INSTRUCTIONS TO FOLLOW:
Only the number is needed: how many lines of the records include "this"?

Dataset records
╭──
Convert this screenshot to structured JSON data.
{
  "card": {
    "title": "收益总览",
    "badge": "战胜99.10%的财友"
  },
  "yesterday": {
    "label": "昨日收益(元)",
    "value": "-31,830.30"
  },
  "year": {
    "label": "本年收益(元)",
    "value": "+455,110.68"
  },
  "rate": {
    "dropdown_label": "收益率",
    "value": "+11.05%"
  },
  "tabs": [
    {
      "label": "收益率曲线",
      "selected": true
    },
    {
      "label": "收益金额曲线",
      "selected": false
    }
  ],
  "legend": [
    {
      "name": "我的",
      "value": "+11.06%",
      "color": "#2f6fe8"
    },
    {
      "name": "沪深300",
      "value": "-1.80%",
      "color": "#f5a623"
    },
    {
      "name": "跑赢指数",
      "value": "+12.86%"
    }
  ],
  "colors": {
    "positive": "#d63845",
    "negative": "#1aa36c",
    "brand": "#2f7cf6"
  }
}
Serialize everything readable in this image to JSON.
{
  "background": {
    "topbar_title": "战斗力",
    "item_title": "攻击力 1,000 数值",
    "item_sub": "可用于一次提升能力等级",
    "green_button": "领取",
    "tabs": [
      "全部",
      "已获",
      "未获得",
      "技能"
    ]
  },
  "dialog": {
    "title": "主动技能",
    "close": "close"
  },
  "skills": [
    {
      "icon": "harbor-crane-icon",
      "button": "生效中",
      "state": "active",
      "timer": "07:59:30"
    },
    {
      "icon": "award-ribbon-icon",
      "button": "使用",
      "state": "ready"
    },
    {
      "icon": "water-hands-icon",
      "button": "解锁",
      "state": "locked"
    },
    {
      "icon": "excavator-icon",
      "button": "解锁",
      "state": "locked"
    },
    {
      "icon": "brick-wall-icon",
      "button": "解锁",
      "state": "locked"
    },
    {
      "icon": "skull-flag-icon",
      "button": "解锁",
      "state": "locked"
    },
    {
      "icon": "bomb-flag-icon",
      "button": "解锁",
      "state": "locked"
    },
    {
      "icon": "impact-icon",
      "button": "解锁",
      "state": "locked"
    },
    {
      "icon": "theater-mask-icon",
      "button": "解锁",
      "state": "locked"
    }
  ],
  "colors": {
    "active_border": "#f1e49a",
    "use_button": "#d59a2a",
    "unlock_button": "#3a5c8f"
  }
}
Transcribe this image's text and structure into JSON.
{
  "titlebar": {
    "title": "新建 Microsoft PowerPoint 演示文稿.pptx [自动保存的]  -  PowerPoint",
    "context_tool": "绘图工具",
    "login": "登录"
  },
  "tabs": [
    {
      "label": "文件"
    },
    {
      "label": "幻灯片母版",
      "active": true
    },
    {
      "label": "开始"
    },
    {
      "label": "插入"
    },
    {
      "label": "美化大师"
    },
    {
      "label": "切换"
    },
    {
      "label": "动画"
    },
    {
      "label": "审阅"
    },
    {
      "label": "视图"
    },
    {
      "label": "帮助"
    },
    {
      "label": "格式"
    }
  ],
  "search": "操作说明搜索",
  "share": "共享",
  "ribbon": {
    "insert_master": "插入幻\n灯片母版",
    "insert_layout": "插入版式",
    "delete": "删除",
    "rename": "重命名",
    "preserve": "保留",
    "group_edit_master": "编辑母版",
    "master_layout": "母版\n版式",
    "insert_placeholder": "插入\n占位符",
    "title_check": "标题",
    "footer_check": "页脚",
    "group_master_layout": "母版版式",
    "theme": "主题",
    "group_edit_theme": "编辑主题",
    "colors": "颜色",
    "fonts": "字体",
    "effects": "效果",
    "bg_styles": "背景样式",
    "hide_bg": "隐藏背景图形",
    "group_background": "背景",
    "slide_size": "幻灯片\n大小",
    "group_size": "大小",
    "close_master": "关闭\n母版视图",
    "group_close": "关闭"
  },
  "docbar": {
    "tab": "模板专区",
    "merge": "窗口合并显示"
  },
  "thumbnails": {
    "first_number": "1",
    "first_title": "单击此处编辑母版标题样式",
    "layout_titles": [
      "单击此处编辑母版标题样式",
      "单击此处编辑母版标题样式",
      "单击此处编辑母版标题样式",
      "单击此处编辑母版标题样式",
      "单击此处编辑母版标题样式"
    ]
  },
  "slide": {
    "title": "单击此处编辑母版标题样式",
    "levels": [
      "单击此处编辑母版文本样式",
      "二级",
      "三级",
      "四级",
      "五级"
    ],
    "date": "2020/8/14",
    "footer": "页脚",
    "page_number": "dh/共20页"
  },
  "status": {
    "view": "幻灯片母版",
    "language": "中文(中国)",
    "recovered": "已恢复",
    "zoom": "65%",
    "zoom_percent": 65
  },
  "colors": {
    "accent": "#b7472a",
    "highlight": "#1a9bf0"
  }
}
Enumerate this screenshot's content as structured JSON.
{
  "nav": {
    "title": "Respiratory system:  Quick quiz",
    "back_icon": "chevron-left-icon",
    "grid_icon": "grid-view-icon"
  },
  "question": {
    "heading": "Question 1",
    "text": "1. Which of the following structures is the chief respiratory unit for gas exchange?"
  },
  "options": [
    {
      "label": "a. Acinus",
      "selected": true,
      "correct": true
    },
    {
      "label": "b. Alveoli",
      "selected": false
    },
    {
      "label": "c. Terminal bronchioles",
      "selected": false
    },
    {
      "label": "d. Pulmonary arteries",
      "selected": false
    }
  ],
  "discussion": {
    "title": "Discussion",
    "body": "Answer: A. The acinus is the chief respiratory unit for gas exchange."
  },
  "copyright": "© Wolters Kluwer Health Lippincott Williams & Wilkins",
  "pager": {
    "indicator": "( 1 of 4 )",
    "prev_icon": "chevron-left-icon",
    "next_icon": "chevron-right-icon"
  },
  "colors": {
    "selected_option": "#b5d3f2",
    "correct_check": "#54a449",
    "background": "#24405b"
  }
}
╰──
EXERCISE ANSWER:
4